WHAT YOU ARE ASKED TO DO -> Select every line below containing the word "JSON".

Figure dataset records

.....

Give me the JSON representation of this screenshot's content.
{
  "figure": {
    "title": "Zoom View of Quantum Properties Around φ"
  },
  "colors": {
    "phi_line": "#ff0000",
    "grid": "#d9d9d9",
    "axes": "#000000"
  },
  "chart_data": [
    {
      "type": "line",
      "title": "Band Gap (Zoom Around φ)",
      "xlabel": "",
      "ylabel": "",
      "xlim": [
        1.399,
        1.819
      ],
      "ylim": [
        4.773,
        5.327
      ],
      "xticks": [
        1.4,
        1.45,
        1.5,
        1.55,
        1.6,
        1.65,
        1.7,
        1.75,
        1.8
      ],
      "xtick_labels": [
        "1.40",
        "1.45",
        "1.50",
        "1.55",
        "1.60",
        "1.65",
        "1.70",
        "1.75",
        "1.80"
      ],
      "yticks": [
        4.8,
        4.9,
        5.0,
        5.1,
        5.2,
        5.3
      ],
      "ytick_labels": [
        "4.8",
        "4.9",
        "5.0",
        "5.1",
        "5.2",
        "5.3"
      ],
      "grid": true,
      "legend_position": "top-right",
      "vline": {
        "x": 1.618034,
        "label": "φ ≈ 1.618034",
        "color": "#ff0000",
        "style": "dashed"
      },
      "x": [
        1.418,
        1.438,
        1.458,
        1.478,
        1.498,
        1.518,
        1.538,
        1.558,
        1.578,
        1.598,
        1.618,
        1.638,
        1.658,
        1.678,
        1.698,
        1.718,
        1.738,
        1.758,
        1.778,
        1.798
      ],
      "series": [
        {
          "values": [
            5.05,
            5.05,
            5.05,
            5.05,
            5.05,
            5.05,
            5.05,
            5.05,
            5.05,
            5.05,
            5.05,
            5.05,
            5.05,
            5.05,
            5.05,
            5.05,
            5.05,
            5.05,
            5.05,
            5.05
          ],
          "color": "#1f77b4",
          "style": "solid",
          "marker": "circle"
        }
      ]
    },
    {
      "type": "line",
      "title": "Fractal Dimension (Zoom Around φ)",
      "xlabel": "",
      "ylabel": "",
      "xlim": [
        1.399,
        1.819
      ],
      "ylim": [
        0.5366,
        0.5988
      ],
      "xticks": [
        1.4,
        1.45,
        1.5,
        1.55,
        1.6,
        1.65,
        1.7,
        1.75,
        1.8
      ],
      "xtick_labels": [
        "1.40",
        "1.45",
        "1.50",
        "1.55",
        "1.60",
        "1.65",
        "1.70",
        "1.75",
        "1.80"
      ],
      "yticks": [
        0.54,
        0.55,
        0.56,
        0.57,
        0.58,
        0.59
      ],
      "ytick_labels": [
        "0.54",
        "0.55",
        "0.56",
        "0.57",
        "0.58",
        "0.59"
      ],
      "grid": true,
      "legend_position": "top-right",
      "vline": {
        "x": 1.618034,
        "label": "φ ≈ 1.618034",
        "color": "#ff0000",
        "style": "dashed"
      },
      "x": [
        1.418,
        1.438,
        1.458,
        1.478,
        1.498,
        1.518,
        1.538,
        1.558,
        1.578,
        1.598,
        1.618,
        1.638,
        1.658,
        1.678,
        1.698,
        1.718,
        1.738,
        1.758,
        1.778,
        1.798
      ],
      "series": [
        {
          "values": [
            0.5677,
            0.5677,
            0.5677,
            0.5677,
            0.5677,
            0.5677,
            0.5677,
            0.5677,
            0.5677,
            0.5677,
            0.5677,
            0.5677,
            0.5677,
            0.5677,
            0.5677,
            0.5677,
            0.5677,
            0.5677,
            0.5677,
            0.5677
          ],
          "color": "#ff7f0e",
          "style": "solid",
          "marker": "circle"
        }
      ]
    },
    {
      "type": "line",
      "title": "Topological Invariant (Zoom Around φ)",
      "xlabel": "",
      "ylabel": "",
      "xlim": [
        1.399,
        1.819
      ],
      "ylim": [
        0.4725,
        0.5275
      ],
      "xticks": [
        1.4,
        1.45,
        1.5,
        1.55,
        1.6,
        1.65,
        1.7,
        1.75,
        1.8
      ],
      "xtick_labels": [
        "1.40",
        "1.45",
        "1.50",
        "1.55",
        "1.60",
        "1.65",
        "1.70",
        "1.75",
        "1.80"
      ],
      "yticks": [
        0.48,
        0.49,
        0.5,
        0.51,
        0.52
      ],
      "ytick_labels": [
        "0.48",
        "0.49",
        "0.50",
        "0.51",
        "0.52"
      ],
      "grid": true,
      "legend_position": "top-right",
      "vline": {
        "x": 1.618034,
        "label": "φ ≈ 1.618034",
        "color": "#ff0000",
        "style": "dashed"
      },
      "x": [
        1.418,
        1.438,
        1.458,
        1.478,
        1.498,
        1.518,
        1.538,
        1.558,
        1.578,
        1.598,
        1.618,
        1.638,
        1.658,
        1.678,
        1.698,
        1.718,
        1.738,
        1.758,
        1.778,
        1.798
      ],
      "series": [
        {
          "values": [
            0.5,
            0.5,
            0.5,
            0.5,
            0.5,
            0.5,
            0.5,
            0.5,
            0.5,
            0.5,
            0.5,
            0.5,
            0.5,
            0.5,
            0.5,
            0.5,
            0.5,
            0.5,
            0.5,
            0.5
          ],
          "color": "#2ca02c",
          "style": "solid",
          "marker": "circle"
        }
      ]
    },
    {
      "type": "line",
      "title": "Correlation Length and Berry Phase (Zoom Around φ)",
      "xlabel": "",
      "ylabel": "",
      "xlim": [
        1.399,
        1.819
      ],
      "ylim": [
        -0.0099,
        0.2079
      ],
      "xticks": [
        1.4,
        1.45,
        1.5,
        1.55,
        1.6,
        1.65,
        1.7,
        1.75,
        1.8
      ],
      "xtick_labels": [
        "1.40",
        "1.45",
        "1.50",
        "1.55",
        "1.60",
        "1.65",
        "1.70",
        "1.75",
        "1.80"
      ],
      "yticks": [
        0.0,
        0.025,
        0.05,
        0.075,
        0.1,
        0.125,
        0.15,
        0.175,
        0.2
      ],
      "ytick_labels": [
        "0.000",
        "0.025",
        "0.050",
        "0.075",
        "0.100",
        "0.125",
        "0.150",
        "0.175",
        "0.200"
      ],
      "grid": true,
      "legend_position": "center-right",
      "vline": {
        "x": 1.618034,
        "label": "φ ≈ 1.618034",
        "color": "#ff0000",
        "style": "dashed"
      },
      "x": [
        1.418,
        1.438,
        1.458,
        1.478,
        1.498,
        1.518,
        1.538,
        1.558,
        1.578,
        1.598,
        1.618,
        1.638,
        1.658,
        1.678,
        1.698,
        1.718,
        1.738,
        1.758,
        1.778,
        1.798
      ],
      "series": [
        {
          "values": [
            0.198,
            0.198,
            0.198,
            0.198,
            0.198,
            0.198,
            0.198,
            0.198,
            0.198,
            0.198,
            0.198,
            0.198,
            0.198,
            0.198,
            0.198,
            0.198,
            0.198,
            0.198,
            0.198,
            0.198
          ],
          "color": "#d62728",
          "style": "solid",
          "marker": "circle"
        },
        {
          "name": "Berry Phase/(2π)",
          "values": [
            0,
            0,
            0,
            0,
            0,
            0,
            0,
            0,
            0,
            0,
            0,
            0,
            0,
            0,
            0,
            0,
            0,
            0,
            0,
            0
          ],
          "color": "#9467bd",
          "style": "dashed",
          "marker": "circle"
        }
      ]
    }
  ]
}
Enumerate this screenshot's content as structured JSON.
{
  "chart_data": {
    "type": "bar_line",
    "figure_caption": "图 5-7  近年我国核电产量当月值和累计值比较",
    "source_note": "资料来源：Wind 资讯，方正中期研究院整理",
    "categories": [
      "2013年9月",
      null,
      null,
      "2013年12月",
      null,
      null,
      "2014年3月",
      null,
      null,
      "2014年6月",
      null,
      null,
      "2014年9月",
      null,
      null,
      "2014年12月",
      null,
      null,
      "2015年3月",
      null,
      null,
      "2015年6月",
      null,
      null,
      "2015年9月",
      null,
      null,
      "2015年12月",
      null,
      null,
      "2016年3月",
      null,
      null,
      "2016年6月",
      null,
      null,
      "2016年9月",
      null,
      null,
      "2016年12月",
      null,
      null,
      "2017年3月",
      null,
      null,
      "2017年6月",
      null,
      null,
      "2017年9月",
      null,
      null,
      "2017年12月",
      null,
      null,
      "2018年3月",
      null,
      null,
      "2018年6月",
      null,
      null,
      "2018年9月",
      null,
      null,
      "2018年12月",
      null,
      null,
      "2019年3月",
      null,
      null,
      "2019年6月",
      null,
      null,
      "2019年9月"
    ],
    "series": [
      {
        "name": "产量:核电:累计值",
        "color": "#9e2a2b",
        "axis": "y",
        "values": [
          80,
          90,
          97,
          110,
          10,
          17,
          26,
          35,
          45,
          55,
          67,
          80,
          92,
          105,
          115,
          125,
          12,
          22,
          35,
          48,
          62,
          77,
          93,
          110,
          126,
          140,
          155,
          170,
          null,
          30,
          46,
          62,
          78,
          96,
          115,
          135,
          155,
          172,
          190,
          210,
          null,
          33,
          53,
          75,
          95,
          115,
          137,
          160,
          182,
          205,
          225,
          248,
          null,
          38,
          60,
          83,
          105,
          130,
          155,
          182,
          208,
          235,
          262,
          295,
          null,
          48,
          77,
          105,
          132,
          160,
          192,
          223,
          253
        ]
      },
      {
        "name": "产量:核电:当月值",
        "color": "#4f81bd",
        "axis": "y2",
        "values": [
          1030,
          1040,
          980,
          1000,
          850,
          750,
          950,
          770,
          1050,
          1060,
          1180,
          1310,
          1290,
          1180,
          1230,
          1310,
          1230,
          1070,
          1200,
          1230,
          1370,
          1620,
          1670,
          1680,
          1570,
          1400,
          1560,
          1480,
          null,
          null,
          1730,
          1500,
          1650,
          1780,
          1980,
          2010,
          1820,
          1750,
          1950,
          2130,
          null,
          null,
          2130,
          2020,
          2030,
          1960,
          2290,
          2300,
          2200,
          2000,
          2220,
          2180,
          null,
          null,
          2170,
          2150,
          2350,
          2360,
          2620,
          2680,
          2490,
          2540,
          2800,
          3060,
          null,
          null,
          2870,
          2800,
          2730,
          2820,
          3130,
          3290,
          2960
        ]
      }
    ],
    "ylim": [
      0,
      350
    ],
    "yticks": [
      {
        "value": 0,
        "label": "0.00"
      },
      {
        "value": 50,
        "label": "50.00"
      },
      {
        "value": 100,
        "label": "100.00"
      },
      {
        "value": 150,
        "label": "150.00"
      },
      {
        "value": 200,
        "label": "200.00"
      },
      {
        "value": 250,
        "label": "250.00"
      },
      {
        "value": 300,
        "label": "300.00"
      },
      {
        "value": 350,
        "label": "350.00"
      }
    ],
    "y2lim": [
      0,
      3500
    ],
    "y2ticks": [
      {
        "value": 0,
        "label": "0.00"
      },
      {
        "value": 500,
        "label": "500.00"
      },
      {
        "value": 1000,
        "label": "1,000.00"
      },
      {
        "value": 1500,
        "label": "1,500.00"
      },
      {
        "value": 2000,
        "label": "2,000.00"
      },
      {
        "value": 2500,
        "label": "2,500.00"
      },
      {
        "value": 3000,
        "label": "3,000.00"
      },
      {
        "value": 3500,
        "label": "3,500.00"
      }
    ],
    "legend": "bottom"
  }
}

.....

REPLY TO THE TASK ->
Give me the JSON representation of this screenshot's content.
Enumerate this screenshot's content as structured JSON.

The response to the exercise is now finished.